> Task description
Retype the material below. Keep every word exactly as it is.
+ + + + + + +
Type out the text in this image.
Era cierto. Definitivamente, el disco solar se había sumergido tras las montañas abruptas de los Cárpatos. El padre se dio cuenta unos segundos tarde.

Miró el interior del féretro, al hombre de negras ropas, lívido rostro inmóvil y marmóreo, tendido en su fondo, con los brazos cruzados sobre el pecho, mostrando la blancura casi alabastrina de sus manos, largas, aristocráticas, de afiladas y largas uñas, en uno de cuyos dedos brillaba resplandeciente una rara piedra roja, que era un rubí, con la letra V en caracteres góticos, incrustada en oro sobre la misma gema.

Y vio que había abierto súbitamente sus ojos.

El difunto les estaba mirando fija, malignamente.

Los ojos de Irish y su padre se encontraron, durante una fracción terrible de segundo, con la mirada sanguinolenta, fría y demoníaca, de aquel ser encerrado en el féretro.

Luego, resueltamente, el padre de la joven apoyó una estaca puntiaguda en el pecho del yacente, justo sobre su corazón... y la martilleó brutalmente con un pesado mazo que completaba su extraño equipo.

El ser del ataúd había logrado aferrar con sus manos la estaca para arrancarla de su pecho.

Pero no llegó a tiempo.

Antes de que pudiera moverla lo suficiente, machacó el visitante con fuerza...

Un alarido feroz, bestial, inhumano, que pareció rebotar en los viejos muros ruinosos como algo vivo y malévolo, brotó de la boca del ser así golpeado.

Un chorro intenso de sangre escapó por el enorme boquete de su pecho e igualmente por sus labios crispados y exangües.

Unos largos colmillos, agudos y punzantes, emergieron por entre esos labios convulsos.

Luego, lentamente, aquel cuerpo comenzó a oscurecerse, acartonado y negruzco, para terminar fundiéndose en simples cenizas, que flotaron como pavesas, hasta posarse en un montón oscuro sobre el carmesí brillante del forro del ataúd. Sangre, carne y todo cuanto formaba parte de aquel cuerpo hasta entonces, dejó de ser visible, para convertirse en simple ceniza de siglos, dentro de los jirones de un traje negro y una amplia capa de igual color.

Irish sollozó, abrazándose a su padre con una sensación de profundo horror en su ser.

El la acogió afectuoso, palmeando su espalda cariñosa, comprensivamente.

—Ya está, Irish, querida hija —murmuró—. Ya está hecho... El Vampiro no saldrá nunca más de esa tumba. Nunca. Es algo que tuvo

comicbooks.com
+ + + + + + +
> Result
Type out the text in this image.
Era cierto. Definitivamente, el disco solar se había sumergido tras las montañas abruptas de los Cárpatos. El padre se dio cuenta unos segundos tarde.

Miró el interior del féretro, al hombre de negras ropas, lívido rostro inmóvil y marmóreo, tendido en su fondo, con los brazos cruzados sobre el pecho, mostrando la blancura casi alabastrina de sus manos, largas, aristocráticas, de afiladas y largas uñas, en uno de cuyos dedos brillaba resplandeciente una rara piedra roja, que era un rubí, con la letra V en caracteres góticos, incrustada en oro sobre la misma gema.

Y vio que había abierto súbitamente sus ojos.

El difunto les estaba mirando fija, malignamente.

Los ojos de Irish y su padre se encontraron, durante una fracción terrible de segundo, con la mirada sanguinolenta, fría y demoníaca, de aquel ser encerrado en el féretro.

Luego, resueltamente, el padre de la joven apoyó una estaca puntiaguda en el pecho del yacente, justo sobre su corazón... y la martilleó brutalmente con un pesado mazo que completaba su extraño equipo.

El ser del ataúd había logrado aferrar con sus manos la estaca para arrancarla de su pecho.

Pero no llegó a tiempo.

Antes de que pudiera moverla lo suficiente, machacó el visitante con fuerza...

Un alarido feroz, bestial, inhumano, que pareció rebotar en los viejos muros ruinosos como algo vivo y malévolo, brotó de la boca del ser así golpeado.

Un chorro intenso de sangre escapó por el enorme boquete de su pecho e igualmente por sus labios crispados y exangües.

Unos largos colmillos, agudos y punzantes, emergieron por entre esos labios convulsos.

Luego, lentamente, aquel cuerpo comenzó a oscurecerse, acartonado y negruzco, para terminar fundiéndose en simples cenizas, que flotaron como pavesas, hasta posarse en un montón oscuro sobre el carmesí brillante del forro del ataúd. Sangre, carne y todo cuanto formaba parte de aquel cuerpo hasta entonces, dejó de ser visible, para convertirse en simple ceniza de siglos, dentro de los jirones de un traje negro y una amplia capa de igual color.

Irish sollozó, abrazándose a su padre con una sensación de profundo horror en su ser.

El la acogió afectuoso, palmeando su espalda cariñosa, comprensivamente.

—Ya está, Irish, querida hija —murmuró—. Ya está hecho... El Vampiro no saldrá nunca más de esa tumba. Nunca. Es algo que tuvo

comicbooks.com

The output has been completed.